:: DATA FOR PROCESSING ::

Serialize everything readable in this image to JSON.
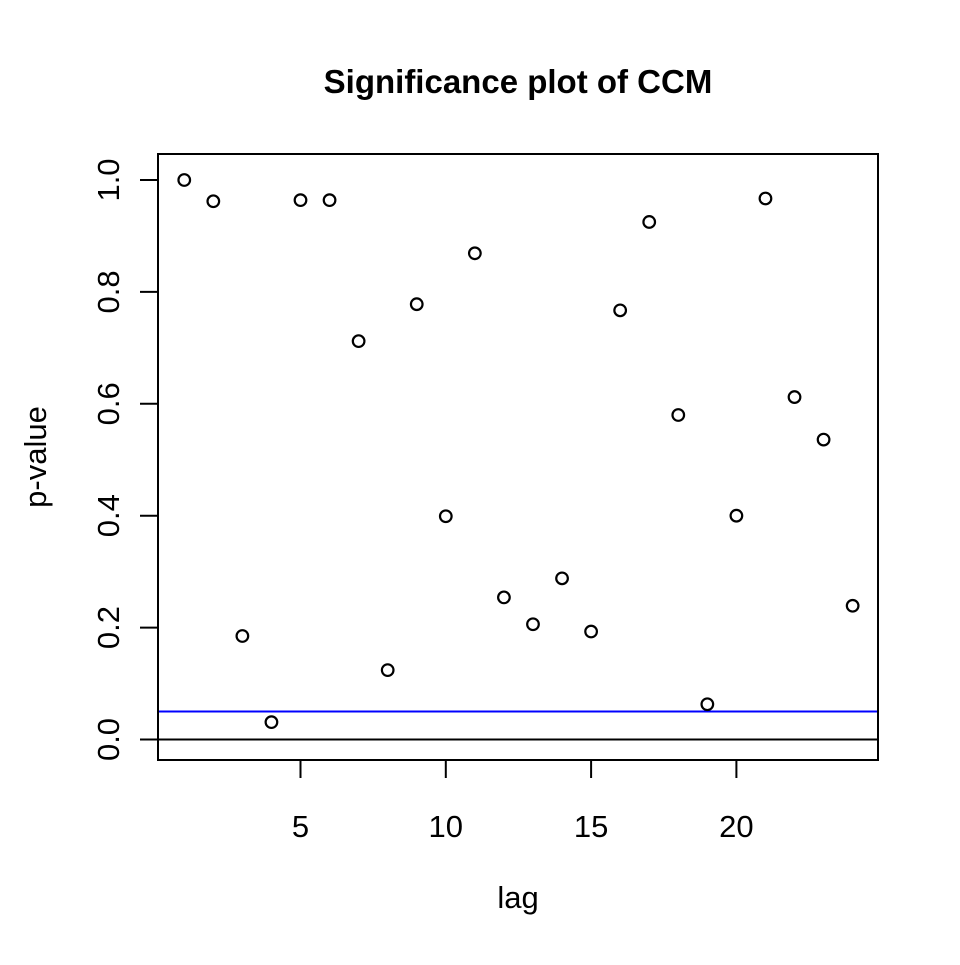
{
  "figure": {
    "background_color": "#ffffff",
    "text_color": "#000000"
  },
  "chart_data": {
    "type": "scatter",
    "title": "Significance plot of CCM",
    "xlabel": "lag",
    "ylabel": "p-value",
    "point_style": "open-circle",
    "point_color": "#000000",
    "grid": false,
    "legend": "none",
    "xlim": [
      0.08,
      24.92
    ],
    "ylim": [
      -0.04,
      1.04
    ],
    "x_ticks": [
      5,
      10,
      15,
      20
    ],
    "y_ticks": [
      "0.0",
      "0.2",
      "0.4",
      "0.6",
      "0.8",
      "1.0"
    ],
    "x": [
      1,
      2,
      3,
      4,
      5,
      6,
      7,
      8,
      9,
      10,
      11,
      12,
      13,
      14,
      15,
      16,
      17,
      18,
      19,
      20,
      21,
      22,
      23,
      24
    ],
    "y": [
      1.0,
      0.962,
      0.185,
      0.031,
      0.964,
      0.964,
      0.712,
      0.124,
      0.778,
      0.399,
      0.869,
      0.254,
      0.206,
      0.288,
      0.193,
      0.767,
      0.925,
      0.58,
      0.063,
      0.4,
      0.967,
      0.612,
      0.536,
      0.239
    ],
    "reference_lines": [
      {
        "orientation": "horizontal",
        "value": 0.05,
        "color": "#0000ff"
      },
      {
        "orientation": "horizontal",
        "value": 0.0,
        "color": "#000000"
      }
    ]
  }
}
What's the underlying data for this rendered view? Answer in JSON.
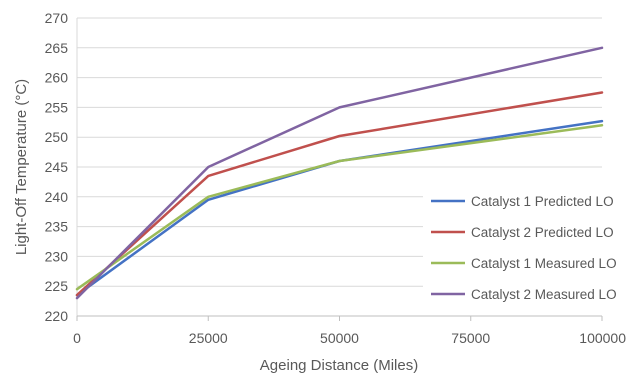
{
  "chart_data": {
    "type": "line",
    "title": "",
    "xlabel": "Ageing Distance (Miles)",
    "ylabel": "Light-Off Temperature (°C)",
    "x": [
      0,
      25000,
      50000,
      100000
    ],
    "xticks": [
      0,
      25000,
      50000,
      75000,
      100000
    ],
    "xtick_labels": [
      "0",
      "25000",
      "50000",
      "75000",
      "100000"
    ],
    "xlim": [
      0,
      100000
    ],
    "yticks": [
      220,
      225,
      230,
      235,
      240,
      245,
      250,
      255,
      260,
      265,
      270
    ],
    "ytick_labels": [
      "220",
      "225",
      "230",
      "235",
      "240",
      "245",
      "250",
      "255",
      "260",
      "265",
      "270"
    ],
    "ylim": [
      220,
      270
    ],
    "grid": true,
    "legend_position": "right",
    "series": [
      {
        "name": "Catalyst 1 Predicted LO",
        "color": "#4472C4",
        "values": [
          223.5,
          239.5,
          246.0,
          252.7
        ]
      },
      {
        "name": "Catalyst 2 Predicted LO",
        "color": "#C0504D",
        "values": [
          223.5,
          243.5,
          250.2,
          257.5
        ]
      },
      {
        "name": "Catalyst 1 Measured LO",
        "color": "#9BBB59",
        "values": [
          224.5,
          240.0,
          246.0,
          252.0
        ]
      },
      {
        "name": "Catalyst 2 Measured LO",
        "color": "#8064A2",
        "values": [
          223.0,
          245.0,
          255.0,
          265.0
        ]
      }
    ]
  }
}
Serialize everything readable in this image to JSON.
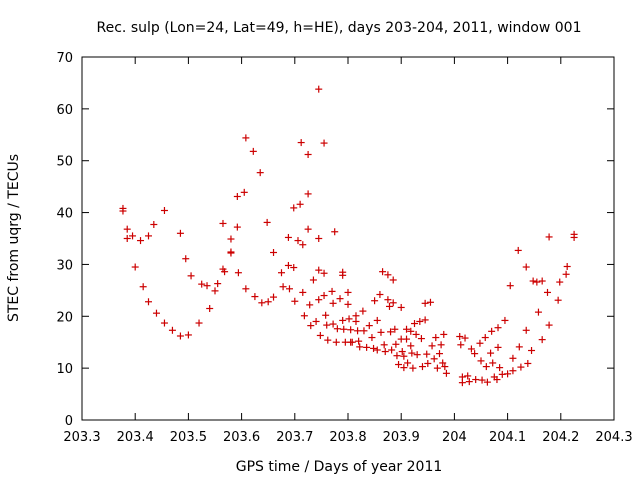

:::

▶ _STATED EXERCISE_:
Your copy should repeat each entry above exactly but contain no pictures.

▶ _THE RESULT_:
Serialize everything readable in this image to JSON.
{
  "figure": {
    "background_color": "#ffffff",
    "text_color": "#000000"
  },
  "chart_data": {
    "type": "scatter",
    "title": "Significance plot of CCM",
    "xlabel": "lag",
    "ylabel": "p-value",
    "point_style": "open-circle",
    "point_color": "#000000",
    "grid": false,
    "legend": "none",
    "xlim": [
      0.08,
      24.92
    ],
    "ylim": [
      -0.04,
      1.04
    ],
    "x_ticks": [
      5,
      10,
      15,
      20
    ],
    "y_ticks": [
      "0.0",
      "0.2",
      "0.4",
      "0.6",
      "0.8",
      "1.0"
    ],
    "x": [
      1,
      2,
      3,
      4,
      5,
      6,
      7,
      8,
      9,
      10,
      11,
      12,
      13,
      14,
      15,
      16,
      17,
      18,
      19,
      20,
      21,
      22,
      23,
      24
    ],
    "y": [
      1.0,
      0.962,
      0.185,
      0.031,
      0.964,
      0.964,
      0.712,
      0.124,
      0.778,
      0.399,
      0.869,
      0.254,
      0.206,
      0.288,
      0.193,
      0.767,
      0.925,
      0.58,
      0.063,
      0.4,
      0.967,
      0.612,
      0.536,
      0.239
    ],
    "reference_lines": [
      {
        "orientation": "horizontal",
        "value": 0.05,
        "color": "#0000ff"
      },
      {
        "orientation": "horizontal",
        "value": 0.0,
        "color": "#000000"
      }
    ]
  }
}
What's the underlying data for this rendered view? Answer in JSON.
{
  "chart_data": {
    "type": "line",
    "title": "",
    "xlabel": "Ageing Distance (Miles)",
    "ylabel": "Light-Off Temperature (°C)",
    "x": [
      0,
      25000,
      50000,
      100000
    ],
    "xticks": [
      0,
      25000,
      50000,
      75000,
      100000
    ],
    "xtick_labels": [
      "0",
      "25000",
      "50000",
      "75000",
      "100000"
    ],
    "xlim": [
      0,
      100000
    ],
    "yticks": [
      220,
      225,
      230,
      235,
      240,
      245,
      250,
      255,
      260,
      265,
      270
    ],
    "ytick_labels": [
      "220",
      "225",
      "230",
      "235",
      "240",
      "245",
      "250",
      "255",
      "260",
      "265",
      "270"
    ],
    "ylim": [
      220,
      270
    ],
    "grid": true,
    "legend_position": "right",
    "series": [
      {
        "name": "Catalyst 1 Predicted LO",
        "color": "#4472C4",
        "values": [
          223.5,
          239.5,
          246.0,
          252.7
        ]
      },
      {
        "name": "Catalyst 2 Predicted LO",
        "color": "#C0504D",
        "values": [
          223.5,
          243.5,
          250.2,
          257.5
        ]
      },
      {
        "name": "Catalyst 1 Measured LO",
        "color": "#9BBB59",
        "values": [
          224.5,
          240.0,
          246.0,
          252.0
        ]
      },
      {
        "name": "Catalyst 2 Measured LO",
        "color": "#8064A2",
        "values": [
          223.0,
          245.0,
          255.0,
          265.0
        ]
      }
    ]
  }
}
Serialize everything readable in this image to JSON.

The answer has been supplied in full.